## Aim A:
Summarize the thread about the hand-raised woody in three sentences.
## Aim B:
Name every kind of animal, other than humans, that the thread about the hand-raised woody mentions.
## Aim C:
Carry on the thread about the hand-raised woody from its final post.

## Excerpt:

■ ■ ■ ■ ■

# Hand raised Woody



## Holz and Syd (Jul 8, 2011)

I have had Sydney (Syd) since he was about 12 days old when he was atacked by a freinds cat, she brought him to me and then I raised him. He is now extremely tame and follows me everywhere, litterally as he isnt flying yet he walks after me 

I have three cats so I have to be soo careful with him but I was wondering how do they cope in captivity because I live in a farming community and if I let him go he wouldnt last very long due to flying upto people all of the time. I love him to bits and I am perfectly happy to keep him and look after him as long as I know that is ok for him.

Thanks
Holly


----------



## John_D (Jan 24, 2002)

Hi Holly

Opinions vary, and I believe more and more that woodies found as _adults_ do not always thrive in captivity.

However, we have had young woodies, one was probably around your bird's age or younger when rescuer found him, who have coped fine in our aviary. We even got woodies who nested and produced eggs, which showed they were relaxed enough to accept their environment. I guess the aviary suited them, as we put small trees in, and allowed a bush to grown through to an extent, to make it more woodie-friendly. 

If this little one has decided that humans are 'his kind' (the way young feral pigeons sometimes do) then he should be fine, if always kept safe from domestic or other predators. As they grow up, their instinctive drive to find a mate may kick in, but hard to forecast with a 'homely' woodie. I'd think that eventually his (?) behavior will guide you as to whether he is content to live as he is or not.

Other UK members may have better experience of 'house woodies', of course.


----------



## Holz and Syd (Jul 8, 2011)

Thanks I will keep my on on how happy he seems then 
I think it is a male however as of yet I am not 100% sure whether it is male or female.

■ ■ ■ ■ ■

## Raw records:
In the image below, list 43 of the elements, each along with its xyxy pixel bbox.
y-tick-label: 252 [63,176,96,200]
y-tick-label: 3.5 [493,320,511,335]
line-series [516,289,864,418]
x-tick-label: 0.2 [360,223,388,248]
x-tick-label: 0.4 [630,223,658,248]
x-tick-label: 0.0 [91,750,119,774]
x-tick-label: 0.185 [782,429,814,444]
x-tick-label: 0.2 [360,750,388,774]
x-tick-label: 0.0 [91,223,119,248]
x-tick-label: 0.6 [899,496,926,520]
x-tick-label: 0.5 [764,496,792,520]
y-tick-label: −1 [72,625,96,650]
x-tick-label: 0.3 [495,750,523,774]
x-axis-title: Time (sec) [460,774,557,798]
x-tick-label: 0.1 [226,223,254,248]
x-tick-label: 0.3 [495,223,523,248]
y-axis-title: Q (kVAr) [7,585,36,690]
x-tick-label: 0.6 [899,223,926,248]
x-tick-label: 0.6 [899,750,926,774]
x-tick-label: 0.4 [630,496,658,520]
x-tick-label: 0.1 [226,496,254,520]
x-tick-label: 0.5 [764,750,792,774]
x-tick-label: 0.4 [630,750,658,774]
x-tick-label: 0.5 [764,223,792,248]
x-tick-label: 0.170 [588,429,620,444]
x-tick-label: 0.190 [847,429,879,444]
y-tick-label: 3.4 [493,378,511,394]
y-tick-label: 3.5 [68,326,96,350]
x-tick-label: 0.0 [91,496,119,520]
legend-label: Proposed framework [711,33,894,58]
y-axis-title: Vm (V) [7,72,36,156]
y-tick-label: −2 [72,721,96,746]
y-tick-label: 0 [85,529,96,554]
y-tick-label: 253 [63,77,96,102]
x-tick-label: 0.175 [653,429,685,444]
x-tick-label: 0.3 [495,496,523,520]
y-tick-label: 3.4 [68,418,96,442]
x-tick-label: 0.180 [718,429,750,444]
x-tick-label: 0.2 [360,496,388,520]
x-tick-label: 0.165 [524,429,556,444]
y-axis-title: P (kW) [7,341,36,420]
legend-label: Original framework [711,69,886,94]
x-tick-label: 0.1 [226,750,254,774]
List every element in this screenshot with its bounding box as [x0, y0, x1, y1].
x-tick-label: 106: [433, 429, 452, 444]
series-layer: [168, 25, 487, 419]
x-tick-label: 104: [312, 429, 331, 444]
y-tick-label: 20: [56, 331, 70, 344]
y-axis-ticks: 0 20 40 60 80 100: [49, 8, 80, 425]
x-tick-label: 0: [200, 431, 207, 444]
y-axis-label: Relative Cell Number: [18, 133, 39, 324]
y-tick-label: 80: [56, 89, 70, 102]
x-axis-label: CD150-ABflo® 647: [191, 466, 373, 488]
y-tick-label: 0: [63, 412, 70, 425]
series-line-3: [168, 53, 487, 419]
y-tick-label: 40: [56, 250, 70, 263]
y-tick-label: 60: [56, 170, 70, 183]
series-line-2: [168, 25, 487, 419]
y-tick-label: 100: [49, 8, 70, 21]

■ ■ ■ ■ ■

## Written answer A:
Holly has raised a young woody named Syd since a friend's cat attacked it at about 12 days old, and asks how woodies cope in captivity, since Syd is very tame, follows people everywhere and would not last long if released in a farming community. John_D answers that woodies found as adults do not always thrive in captivity, but young ones have coped fine in an aviary with small trees and a bush, some even nesting and laying eggs. He adds that a bird that treats humans as its own kind should be fine if kept safe from predators, and that its behavior will show whether it is content, and Holly replies that she will watch how happy Syd seems, though she is not yet sure of the bird's sex.

## Written answer B:
Cats, woodies, and feral pigeons.

## Written answer C:
----------



## John_D (Jan 24, 2002)

Do you have a pic of him - we like pics 

Does he get plenty of greens to eat?


----------



## Holz and Syd (Jul 8, 2011)

I shall get a picture now. 

He is currently eating a mix of read brek and seeds out of a syringe and he also has a bowl of seeds in with him to encourage him to start eating them on his own.
He also has a powdered tonic mixed in with his food but he doesnt seem that interested in taking water, I presume he is getting enough from the readybrek mixture at the moment.


----------



## Holz and Syd (Jul 8, 2011)

Sydney 

These are the most recent ones i have, the one of him on my head was taken about three days ago


----------



## John_D (Jan 24, 2002)

Ahhh ... a recent rescue!

Yes, bit early for him to be stuffing down seeds and green stuff 

He is a sweetie - about the age I collected one from a lady in London. That one was a flapping, wild bundle when I got her, but settled down to be very friendly. Did have the unfortunate habit of sticking her beak up my nose or in my ear if I wasn't careful 

Thanks for the pics!


----------



## Holz and Syd (Jul 8, 2011)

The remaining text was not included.